■ **Work to do**: Gather every line of the entries that includes the word "ICON".

* begin Data entries *

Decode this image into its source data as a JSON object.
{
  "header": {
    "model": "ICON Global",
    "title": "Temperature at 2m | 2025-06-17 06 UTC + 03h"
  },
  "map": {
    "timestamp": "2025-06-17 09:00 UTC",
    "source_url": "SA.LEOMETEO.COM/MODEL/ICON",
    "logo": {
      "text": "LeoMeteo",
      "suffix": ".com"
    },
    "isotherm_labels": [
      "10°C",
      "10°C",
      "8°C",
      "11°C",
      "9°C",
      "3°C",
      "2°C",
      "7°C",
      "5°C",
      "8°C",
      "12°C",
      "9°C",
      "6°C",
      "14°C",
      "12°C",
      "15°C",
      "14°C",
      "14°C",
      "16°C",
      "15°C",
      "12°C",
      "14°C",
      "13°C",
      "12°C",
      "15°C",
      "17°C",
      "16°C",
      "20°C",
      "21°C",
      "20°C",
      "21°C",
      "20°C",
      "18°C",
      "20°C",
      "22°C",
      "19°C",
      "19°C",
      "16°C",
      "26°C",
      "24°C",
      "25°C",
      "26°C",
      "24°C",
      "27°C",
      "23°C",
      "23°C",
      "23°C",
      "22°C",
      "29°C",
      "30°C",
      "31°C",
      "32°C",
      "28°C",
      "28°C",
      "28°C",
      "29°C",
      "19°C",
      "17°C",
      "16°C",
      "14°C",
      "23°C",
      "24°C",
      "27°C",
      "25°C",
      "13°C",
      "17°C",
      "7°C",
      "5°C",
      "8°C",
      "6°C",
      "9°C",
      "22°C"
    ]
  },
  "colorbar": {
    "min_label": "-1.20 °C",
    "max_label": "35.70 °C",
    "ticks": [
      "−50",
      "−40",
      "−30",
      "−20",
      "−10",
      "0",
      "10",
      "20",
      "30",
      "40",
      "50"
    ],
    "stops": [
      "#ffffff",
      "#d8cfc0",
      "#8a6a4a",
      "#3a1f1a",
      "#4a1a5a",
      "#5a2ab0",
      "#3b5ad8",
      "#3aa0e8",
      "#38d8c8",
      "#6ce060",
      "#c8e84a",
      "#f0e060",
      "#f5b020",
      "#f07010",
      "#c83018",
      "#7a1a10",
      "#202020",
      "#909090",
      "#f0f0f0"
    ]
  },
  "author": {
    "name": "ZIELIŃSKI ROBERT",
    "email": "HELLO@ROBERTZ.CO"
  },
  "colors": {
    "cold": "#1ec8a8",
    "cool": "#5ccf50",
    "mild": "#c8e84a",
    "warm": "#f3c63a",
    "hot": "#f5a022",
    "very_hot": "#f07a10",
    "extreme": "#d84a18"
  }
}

* end Data entries *

■ **Finished answer**:
    "model": "ICON Global",
    "source_url": "SA.LEOMETEO.COM/MODEL/ICON",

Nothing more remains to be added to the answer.